## TASK
How many lines in the records below contain the word "Gauntlet"? Give only the number.

## Records from a dataset
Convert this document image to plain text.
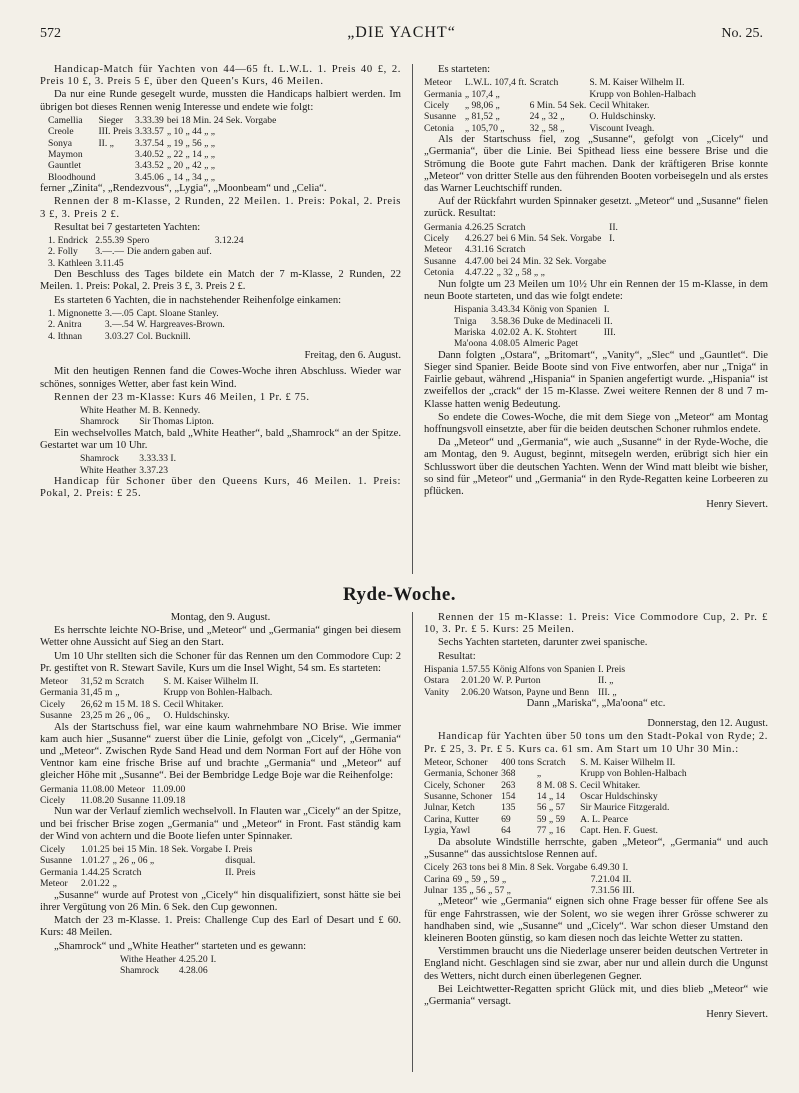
572	„DIE YACHT“	No. 25.

Handicap-Match für Yachten von 44—65 ft. L.W.L. 1. Preis 40 £, 2. Preis 10 £, 3. Preis 5 £, über den Queen's Kurs, 46 Meilen.

Da nur eine Runde gesegelt wurde, mussten die Handicaps halbiert werden. Im übrigen bot dieses Rennen wenig Interesse und endete wie folgt:

Camellia	Sieger	3.33.39	bei 18 Min. 24 Sek. Vorgabe
Creole	III. Preis	3.33.57	„ 10 „ 44 „ „
Sonya	II. „	3.37.54	„ 19 „ 56 „ „
Maymon		3.40.52	„ 22 „ 14 „ „
Gauntlet		3.43.52	„ 20 „ 42 „ „
Bloodhound		3.45.06	„ 14 „ 34 „ „

ferner „Zinita“, „Rendezvous“, „Lygia“, „Moonbeam“ und „Celia“.

Rennen der 8 m-Klasse, 2 Runden, 22 Meilen. 1. Preis: Pokal, 2. Preis 3 £, 3. Preis 2 £.

Resultat bei 7 gestarteten Yachten:

1. Endrick	2.55.39	Spero	3.12.24
2. Folly	3.—.—	Die andern gaben auf.	
3. Kathleen	3.11.45		

Den Beschluss des Tages bildete ein Match der 7 m-Klasse, 2 Runden, 22 Meilen. 1. Preis: Pokal, 2. Preis 3 £, 3. Preis 2 £.

Es starteten 6 Yachten, die in nachstehender Reihenfolge einkamen:

1. Mignonette	3.—.05	Capt. Sloane Stanley.
2. Anitra	3.—.54	W. Hargreaves-Brown.
4. Ithnan	3.03.27	Col. Bucknill.

Freitag, den 6. August.

Mit den heutigen Rennen fand die Cowes-Woche ihren Abschluss. Wieder war schönes, sonniges Wetter, aber fast kein Wind.

Rennen der 23 m-Klasse: Kurs 46 Meilen, 1 Pr. £ 75.

White Heather	M. B. Kennedy.
Shamrock	Sir Thomas Lipton.

Ein wechselvolles Match, bald „White Heather“, bald „Shamrock“ an der Spitze. Gestartet war um 10 Uhr.

Shamrock	3.33.33 I.
White Heather	3.37.23

Handicap für Schoner über den Queens Kurs, 46 Meilen. 1. Preis: Pokal, 2. Preis: £ 25.

Es starteten:

Meteor	L.W.L. 107,4 ft.	Scratch	S. M. Kaiser Wilhelm II.
Germania	„ 107,4 „		Krupp von Bohlen-Halbach
Cicely	„ 98,06 „	6 Min. 54 Sek.	Cecil Whitaker.
Susanne	„ 81,52 „	24 „ 32 „	O. Huldschinsky.
Cetonia	„ 105,70 „	32 „ 58 „	Viscount Iveagh.

Als der Startschuss fiel, zog „Susanne“, gefolgt von „Cicely“ und „Germania“, über die Linie. Bei Spithead liess eine bessere Brise und die Strömung die Boote gute Fahrt machen. Dank der kräftigeren Brise konnte „Meteor“ von dritter Stelle aus den führenden Booten vorbeisegeln und als erstes das Warner Leuchtschiff runden.

Auf der Rückfahrt wurden Spinnaker gesetzt. „Meteor“ und „Susanne“ fielen zurück. Resultat:

Germania	4.26.25	Scratch	II.
Cicely	4.26.27	bei 6 Min. 54 Sek. Vorgabe	I.
Meteor	4.31.16	Scratch	
Susanne	4.47.00	bei 24 Min. 32 Sek. Vorgabe	
Cetonia	4.47.22	„ 32 „ 58 „ „	

Nun folgte um 23 Meilen um 10½ Uhr ein Rennen der 15 m-Klasse, in dem neun Boote starteten, und das wie folgt endete:

Hispania	3.43.34	König von Spanien	I.
Tniga	3.58.36	Duke de Medinaceli	II.
Mariska	4.02.02	A. K. Stohtert	III.
Ma'oona	4.08.05	Almeric Paget	

Dann folgten „Ostara“, „Britomart“, „Vanity“, „Slec“ und „Gauntlet“. Die Sieger sind Spanier. Beide Boote sind von Five entworfen, aber nur „Tniga“ in Fairlie gebaut, während „Hispania“ in Spanien angefertigt wurde. „Hispania“ ist zweifellos der „crack“ der 15 m-Klasse. Zwei weitere Rennen der 8 und 7 m-Klasse hatten wenig Bedeutung.

So endete die Cowes-Woche, die mit dem Siege von „Meteor“ am Montag hoffnungsvoll einsetzte, aber für die beiden deutschen Schoner ruhmlos endete.

Da „Meteor“ und „Germania“, wie auch „Susanne“ in der Ryde-Woche, die am Montag, den 9. August, beginnt, mitsegeln werden, erübrigt sich hier ein Schlusswort über die deutschen Yachten. Wenn der Wind matt bleibt wie bisher, so sind für „Meteor“ und „Germania“ in den Ryde-Regatten keine Lorbeeren zu pflücken.

Henry Sievert.

Ryde-Woche.

Montag, den 9. August.

Es herrschte leichte NO-Brise, und „Meteor“ und „Germania“ gingen bei diesem Wetter ohne Aussicht auf Sieg an den Start.

Um 10 Uhr stellten sich die Schoner für das Rennen um den Commodore Cup: 2 Pr. gestiftet von R. Stewart Savile, Kurs um die Insel Wight, 54 sm. Es starteten:

Meteor	31,52 m	Scratch	S. M. Kaiser Wilhelm II.
Germania	31,45 m	„	Krupp von Bohlen-Halbach.
Cicely	26,62 m	15 M. 18 S.	Cecil Whitaker.
Susanne	23,25 m	26 „ 06 „	O. Huldschinsky.

Als der Startschuss fiel, war eine kaum wahrnehmbare NO Brise. Wie immer kam auch hier „Susanne“ zuerst über die Linie, gefolgt von „Cicely“, „Germania“ und „Meteor“. Zwischen Ryde Sand Head und dem Norman Fort auf der Höhe von Ventnor kam eine frische Brise auf und brachte „Germania“ und „Meteor“ auf gleicher Höhe mit „Susanne“. Bei der Bembridge Ledge Boje war die Reihenfolge:

Germania	11.08.00	Meteor	11.09.00
Cicely	11.08.20	Susanne	11.09.18

Nun war der Verlauf ziemlich wechselvoll. In Flauten war „Cicely“ an der Spitze, und bei frischer Brise zogen „Germania“ und „Meteor“ in Front. Fast ständig kam der Wind von achtern und die Boote liefen unter Spinnaker.

Cicely	1.01.25	bei 15 Min. 18 Sek. Vorgabe	I. Preis
Susanne	1.01.27	„ 26 „ 06 „	disqual.
Germania	1.44.25	Scratch	II. Preis
Meteor	2.01.22	„	

„Susanne“ wurde auf Protest von „Cicely“ hin disqualifiziert, sonst hätte sie bei ihrer Vergütung von 26 Min. 6 Sek. den Cup gewonnen.

Match der 23 m-Klasse. 1. Preis: Challenge Cup des Earl of Desart und £ 60. Kurs: 48 Meilen.

„Shamrock“ und „White Heather“ starteten und es gewann:

Withe Heather	4.25.20	I.
Shamrock	4.28.06	

Rennen der 15 m-Klasse: 1. Preis: Vice Commodore Cup, 2. Pr. £ 10, 3. Pr. £ 5. Kurs: 25 Meilen.

Sechs Yachten starteten, darunter zwei spanische.

Resultat:

Hispania	1.57.55	König Alfons von Spanien	I. Preis
Ostara	2.01.20	W. P. Purton	II. „
Vanity	2.06.20	Watson, Payne und Benn	III. „

Dann „Mariska“, „Ma'oona“ etc.

Donnerstag, den 12. August.

Handicap für Yachten über 50 tons um den Stadt-Pokal von Ryde; 2. Pr. £ 25, 3. Pr. £ 5. Kurs ca. 61 sm. Am Start um 10 Uhr 30 Min.:

Meteor, Schoner	400 tons	Scratch	S. M. Kaiser Wilhelm II.
Germania, Schoner	368	„	Krupp von Bohlen-Halbach
Cicely, Schoner	263	8 M. 08 S.	Cecil Whitaker.
Susanne, Schoner	154	14 „ 14	Oscar Huldschinsky
Julnar, Ketch	135	56 „ 57	Sir Maurice Fitzgerald.
Carina, Kutter	69	59 „ 59	A. L. Pearce
Lygia, Yawl	64	77 „ 16	Capt. Hen. F. Guest.

Da absolute Windstille herrschte, gaben „Meteor“, „Germania“ und auch „Susanne“ das aussichtslose Rennen auf.

Cicely	263 tons bei 8 Min. 8 Sek. Vorgabe	6.49.30	I.
Carina	69 „ 59 „ 59 „	7.21.04	II.
Julnar	135 „ 56 „ 57 „	7.31.56	III.

„Meteor“ wie „Germania“ eignen sich ohne Frage besser für offene See als für enge Fahrstrassen, wie der Solent, wo sie wegen ihrer Grösse schwerer zu handhaben sind, wie „Susanne“ und „Cicely“. War schon dieser Umstand den kleineren Booten günstig, so kam diesen noch das leichte Wetter zu statten.

Verstimmen braucht uns die Niederlage unserer beiden deutschen Vertreter in England nicht. Geschlagen sind sie zwar, aber nur und allein durch die Ungunst des Wetters, nicht durch einen überlegenen Gegner.

Bei Leichtwetter-Regatten spricht Glück mit, und dies blieb „Meteor“ wie „Germania“ versagt.

Henry Sievert.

## OUTPUT FOR THIS EXERCISE
2